* **Written request A**:
Which causes of movement does the blog post on steel pre-sets list as considered?
* **Written request B**:
How would the sentence "This incremental jacking aimed to avoid high stress build ups in slabs." from the blog post on steel pre-sets read in Spanish?

Holdfast Training Services Trial Blog

I have elbowed my way into the team that have been deciding on how to ensure that the design levels will be within tolerance in the finished state and remain within the movement and tolerance specifications as per the NSSS, as well as determining how to optimise this process. This is to be done through pre-setting baseplates and connections and jacking up columns a particular stages.

Within this team, which includes BHL designers, myself and the Mace project engineer, we discussed how to cater for the uncertainties inherent in designing for movement and the change in construction methodology will impact on the pre-set strategy. The the various causes of  movement considered are:

Foundation settlement

Column shortening

Elastic elongation of connections

Deflection in beams and trusses

The pre-sets resulting from column shortening are to be accommodated by adding packing plates to splice and base plate locations. Foundation settlement was accounted for by elevating the columns with base packs on the single piles and by elevating the steel comb-cap pile caps.

Deflection of level 5 transfer deck trusses. The original plan was:

1. Install Truss with pre-camber to accommodate self-weight of frame above, SDL of frame above and cladding above.
2. Construct Levels 6 and 7 (including slabs).
3. Jack between transfer truss and level 6 to push levels 6 and 7 back up to level
4. Construct Levels 8 and 9 (including slabs).
5. Jack between transfer truss and level 6 to push levels 6, 7, 8 and 9 back up to level
6. Construct Levels 10 and 11 (including slabs).
7. Jack between transfer truss and level 6 to push levels 6, to 11 back up to level

This is illustrated below:

This incremental jacking aimed to avoid high stress build ups in slabs. However it is a very time consuming process so we instructed to BHL carry out further, more in depth analysis with a view to simplifying the process. This showed that the expected dead load deflection of the transfer trusses is around 20mm, which is significantly reduced from the potential movement allowed for during the preparation of their original report and which the slabs would be able to withstand. As a result we have updated the method to install pre-sets at level 5 and jacking is planned only as a mitigation measure as part of an observational method that would likely occur when slabs at all levels are installed as per image below.

A I will explain under the next title, the steel handover level at L5 will be somewhere between design level and full L5 elevated level. This value and level must be calculated to determine the handover level for level 5 and all other levels above and supported off level 5.

So we need to come up with a plan of monitoring the deflection to ensure that it is as per the designers’ expectations. To do this I will survey the levels of L5 connections before they have any load in them, i.e before steel is erected and again when fully loaded. This will show if the trusses are deflecting as expected. If movements stay within the tolerances of the levels predicted by the designer then no jacking will be required. If the movement at level is not as predicted i.e. the level 5 trusses move more or less than expected, the columns will be jacked at level 5 and lifted, once disconnected from the trusses the base shims will be added to or removed to lift or drop the structure accordingly.

Settlement due to altered construction sequence.

An alteration to the programme involved speeding up pouring of slabs at lower levels, this meant that there would be higher loads earlier on, with associated settlements, deflections and elastic shortening.

* **Items**:
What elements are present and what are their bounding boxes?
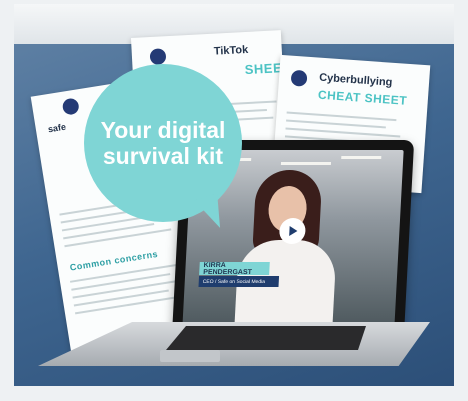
bubble-line-1: Your digital — [100, 117, 226, 143]
safety-sheet-heading: safe — [47, 121, 67, 135]
cyber-sheet-subtitle: CHEAT SHEET — [317, 87, 408, 108]
bubble-line-2: survival kit — [102, 143, 224, 169]
logo-badge-icon — [149, 48, 167, 66]
logo-badge-icon — [61, 97, 80, 116]
play-icon — [289, 226, 298, 236]
cyber-sheet-title: Cyberbullying — [318, 71, 393, 89]
laptop-keyboard — [166, 326, 366, 350]
presenter-role: CEO / Safe on Social Media — [198, 276, 280, 287]
tiktok-sheet-title: TikTok — [213, 43, 249, 58]
logo-badge-icon — [290, 69, 308, 87]
presenter-name: KIRRA PENDERGAST — [199, 262, 270, 276]
laptop-trackpad — [160, 350, 220, 362]
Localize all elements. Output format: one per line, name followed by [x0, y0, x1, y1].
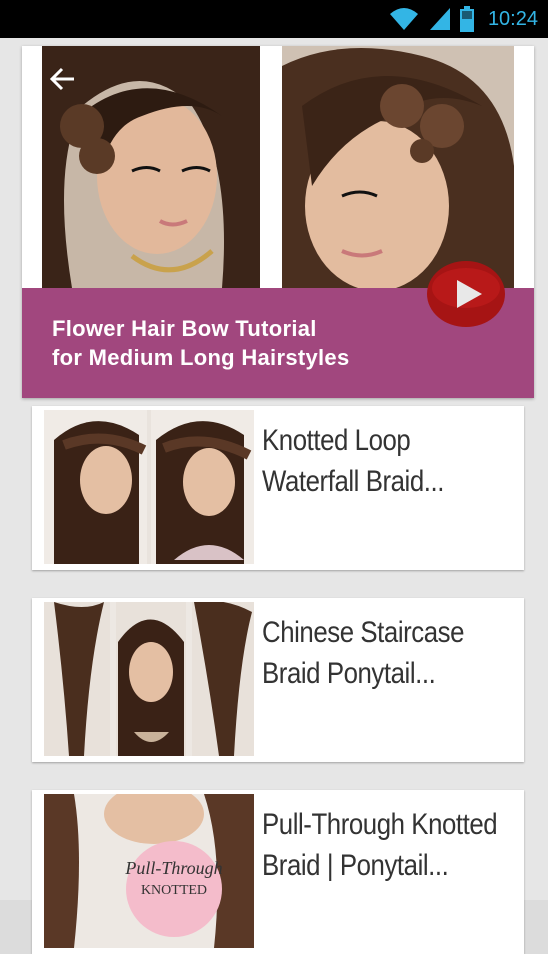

* **Response A**:
- Foundation settlement
- Column shortening
- Elastic elongation of connections
- Deflection in beams and trusses

* **Response B**:
Este levantamiento incremental con gatos buscaba evitar la acumulación de tensiones elevadas en las losas.